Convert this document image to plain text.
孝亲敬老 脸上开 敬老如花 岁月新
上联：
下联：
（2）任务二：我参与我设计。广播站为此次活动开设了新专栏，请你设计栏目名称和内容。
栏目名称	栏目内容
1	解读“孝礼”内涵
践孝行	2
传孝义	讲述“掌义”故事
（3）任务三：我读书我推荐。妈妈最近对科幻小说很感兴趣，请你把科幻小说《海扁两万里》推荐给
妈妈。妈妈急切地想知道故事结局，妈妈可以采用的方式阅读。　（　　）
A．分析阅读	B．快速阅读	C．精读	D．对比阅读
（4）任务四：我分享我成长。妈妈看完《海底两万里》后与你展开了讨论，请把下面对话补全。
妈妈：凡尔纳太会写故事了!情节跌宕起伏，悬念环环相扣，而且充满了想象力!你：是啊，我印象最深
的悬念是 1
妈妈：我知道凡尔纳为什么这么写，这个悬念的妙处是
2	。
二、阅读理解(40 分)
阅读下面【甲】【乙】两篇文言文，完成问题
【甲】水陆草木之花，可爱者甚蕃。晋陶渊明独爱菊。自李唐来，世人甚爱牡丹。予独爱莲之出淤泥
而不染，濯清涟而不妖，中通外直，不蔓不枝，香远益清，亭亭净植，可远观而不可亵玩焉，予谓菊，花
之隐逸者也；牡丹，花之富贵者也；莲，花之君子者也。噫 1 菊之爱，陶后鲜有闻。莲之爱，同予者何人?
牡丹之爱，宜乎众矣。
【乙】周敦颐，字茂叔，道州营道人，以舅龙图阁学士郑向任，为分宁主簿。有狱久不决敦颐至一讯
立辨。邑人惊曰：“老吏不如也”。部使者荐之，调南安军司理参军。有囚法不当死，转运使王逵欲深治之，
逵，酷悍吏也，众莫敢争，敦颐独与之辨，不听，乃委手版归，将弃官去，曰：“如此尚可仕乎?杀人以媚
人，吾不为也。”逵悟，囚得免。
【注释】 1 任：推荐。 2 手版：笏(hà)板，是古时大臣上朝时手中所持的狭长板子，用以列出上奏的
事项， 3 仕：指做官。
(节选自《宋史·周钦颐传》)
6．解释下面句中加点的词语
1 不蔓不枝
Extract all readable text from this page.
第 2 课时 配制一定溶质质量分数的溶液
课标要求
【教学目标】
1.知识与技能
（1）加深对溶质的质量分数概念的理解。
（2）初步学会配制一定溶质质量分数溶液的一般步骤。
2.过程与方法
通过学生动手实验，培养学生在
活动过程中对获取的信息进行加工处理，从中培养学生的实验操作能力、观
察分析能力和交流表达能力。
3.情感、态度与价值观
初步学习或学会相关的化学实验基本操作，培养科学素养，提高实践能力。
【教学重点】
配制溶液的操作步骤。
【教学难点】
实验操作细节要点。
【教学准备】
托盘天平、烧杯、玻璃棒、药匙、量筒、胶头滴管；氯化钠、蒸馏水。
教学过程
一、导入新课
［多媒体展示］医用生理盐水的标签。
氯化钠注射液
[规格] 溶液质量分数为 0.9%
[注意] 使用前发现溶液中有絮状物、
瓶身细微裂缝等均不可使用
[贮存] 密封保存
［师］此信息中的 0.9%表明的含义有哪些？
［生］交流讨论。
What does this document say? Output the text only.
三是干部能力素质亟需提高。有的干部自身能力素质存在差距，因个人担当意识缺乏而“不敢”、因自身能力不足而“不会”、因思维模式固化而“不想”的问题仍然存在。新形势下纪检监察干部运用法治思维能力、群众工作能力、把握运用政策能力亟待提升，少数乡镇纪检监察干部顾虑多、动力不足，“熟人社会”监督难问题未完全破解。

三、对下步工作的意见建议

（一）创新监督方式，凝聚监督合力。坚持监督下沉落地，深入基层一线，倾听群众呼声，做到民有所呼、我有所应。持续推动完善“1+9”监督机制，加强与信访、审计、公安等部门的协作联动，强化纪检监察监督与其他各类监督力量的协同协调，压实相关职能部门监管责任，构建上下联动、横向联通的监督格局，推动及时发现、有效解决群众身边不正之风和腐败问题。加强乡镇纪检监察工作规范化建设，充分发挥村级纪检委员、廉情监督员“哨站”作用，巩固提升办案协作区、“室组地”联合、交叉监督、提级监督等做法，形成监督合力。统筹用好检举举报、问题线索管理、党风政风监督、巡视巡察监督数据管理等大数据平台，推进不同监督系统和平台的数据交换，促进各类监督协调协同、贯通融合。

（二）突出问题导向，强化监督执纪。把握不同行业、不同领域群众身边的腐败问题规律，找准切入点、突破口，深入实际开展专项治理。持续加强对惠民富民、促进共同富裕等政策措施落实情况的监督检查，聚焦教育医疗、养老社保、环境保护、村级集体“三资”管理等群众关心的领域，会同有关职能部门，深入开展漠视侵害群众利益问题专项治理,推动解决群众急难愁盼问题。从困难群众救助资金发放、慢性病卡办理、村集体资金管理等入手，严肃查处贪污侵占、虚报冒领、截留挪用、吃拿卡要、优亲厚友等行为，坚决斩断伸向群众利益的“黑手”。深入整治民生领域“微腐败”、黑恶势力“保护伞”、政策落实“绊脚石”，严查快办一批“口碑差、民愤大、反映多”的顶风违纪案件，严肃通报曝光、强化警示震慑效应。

◆ **What to work on**: Set down all of the data above, word for word.

◆ **Exercise output**:
Convert this document image to plain text.
孝亲敬老 脸上开 敬老如花 岁月新
上联：
下联：
（2）任务二：我参与我设计。广播站为此次活动开设了新专栏，请你设计栏目名称和内容。
栏目名称	栏目内容
1	解读“孝礼”内涵
践孝行	2
传孝义	讲述“掌义”故事
（3）任务三：我读书我推荐。妈妈最近对科幻小说很感兴趣，请你把科幻小说《海扁两万里》推荐给
妈妈。妈妈急切地想知道故事结局，妈妈可以采用的方式阅读。　（　　）
A．分析阅读	B．快速阅读	C．精读	D．对比阅读
（4）任务四：我分享我成长。妈妈看完《海底两万里》后与你展开了讨论，请把下面对话补全。
妈妈：凡尔纳太会写故事了!情节跌宕起伏，悬念环环相扣，而且充满了想象力!你：是啊，我印象最深
的悬念是 1
妈妈：我知道凡尔纳为什么这么写，这个悬念的妙处是
2	。
二、阅读理解(40 分)
阅读下面【甲】【乙】两篇文言文，完成问题
【甲】水陆草木之花，可爱者甚蕃。晋陶渊明独爱菊。自李唐来，世人甚爱牡丹。予独爱莲之出淤泥
而不染，濯清涟而不妖，中通外直，不蔓不枝，香远益清，亭亭净植，可远观而不可亵玩焉，予谓菊，花
之隐逸者也；牡丹，花之富贵者也；莲，花之君子者也。噫 1 菊之爱，陶后鲜有闻。莲之爱，同予者何人?
牡丹之爱，宜乎众矣。
【乙】周敦颐，字茂叔，道州营道人，以舅龙图阁学士郑向任，为分宁主簿。有狱久不决敦颐至一讯
立辨。邑人惊曰：“老吏不如也”。部使者荐之，调南安军司理参军。有囚法不当死，转运使王逵欲深治之，
逵，酷悍吏也，众莫敢争，敦颐独与之辨，不听，乃委手版归，将弃官去，曰：“如此尚可仕乎?杀人以媚
人，吾不为也。”逵悟，囚得免。
【注释】 1 任：推荐。 2 手版：笏(hà)板，是古时大臣上朝时手中所持的狭长板子，用以列出上奏的
事项， 3 仕：指做官。
(节选自《宋史·周钦颐传》)
6．解释下面句中加点的词语
1 不蔓不枝
Extract all readable text from this page.
第 2 课时 配制一定溶质质量分数的溶液
课标要求
【教学目标】
1.知识与技能
（1）加深对溶质的质量分数概念的理解。
（2）初步学会配制一定溶质质量分数溶液的一般步骤。
2.过程与方法
通过学生动手实验，培养学生在
活动过程中对获取的信息进行加工处理，从中培养学生的实验操作能力、观
察分析能力和交流表达能力。
3.情感、态度与价值观
初步学习或学会相关的化学实验基本操作，培养科学素养，提高实践能力。
【教学重点】
配制溶液的操作步骤。
【教学难点】
实验操作细节要点。
【教学准备】
托盘天平、烧杯、玻璃棒、药匙、量筒、胶头滴管；氯化钠、蒸馏水。
教学过程
一、导入新课
［多媒体展示］医用生理盐水的标签。
氯化钠注射液
[规格] 溶液质量分数为 0.9%
[注意] 使用前发现溶液中有絮状物、
瓶身细微裂缝等均不可使用
[贮存] 密封保存
［师］此信息中的 0.9%表明的含义有哪些？
［生］交流讨论。
What does this document say? Output the text only.
三是干部能力素质亟需提高。有的干部自身能力素质存在差距，因个人担当意识缺乏而“不敢”、因自身能力不足而“不会”、因思维模式固化而“不想”的问题仍然存在。新形势下纪检监察干部运用法治思维能力、群众工作能力、把握运用政策能力亟待提升，少数乡镇纪检监察干部顾虑多、动力不足，“熟人社会”监督难问题未完全破解。

三、对下步工作的意见建议

（一）创新监督方式，凝聚监督合力。坚持监督下沉落地，深入基层一线，倾听群众呼声，做到民有所呼、我有所应。持续推动完善“1+9”监督机制，加强与信访、审计、公安等部门的协作联动，强化纪检监察监督与其他各类监督力量的协同协调，压实相关职能部门监管责任，构建上下联动、横向联通的监督格局，推动及时发现、有效解决群众身边不正之风和腐败问题。加强乡镇纪检监察工作规范化建设，充分发挥村级纪检委员、廉情监督员“哨站”作用，巩固提升办案协作区、“室组地”联合、交叉监督、提级监督等做法，形成监督合力。统筹用好检举举报、问题线索管理、党风政风监督、巡视巡察监督数据管理等大数据平台，推进不同监督系统和平台的数据交换，促进各类监督协调协同、贯通融合。

（二）突出问题导向，强化监督执纪。把握不同行业、不同领域群众身边的腐败问题规律，找准切入点、突破口，深入实际开展专项治理。持续加强对惠民富民、促进共同富裕等政策措施落实情况的监督检查，聚焦教育医疗、养老社保、环境保护、村级集体“三资”管理等群众关心的领域，会同有关职能部门，深入开展漠视侵害群众利益问题专项治理,推动解决群众急难愁盼问题。从困难群众救助资金发放、慢性病卡办理、村集体资金管理等入手，严肃查处贪污侵占、虚报冒领、截留挪用、吃拿卡要、优亲厚友等行为，坚决斩断伸向群众利益的“黑手”。深入整治民生领域“微腐败”、黑恶势力“保护伞”、政策落实“绊脚石”，严查快办一批“口碑差、民愤大、反映多”的顶风违纪案件，严肃通报曝光、强化警示震慑效应。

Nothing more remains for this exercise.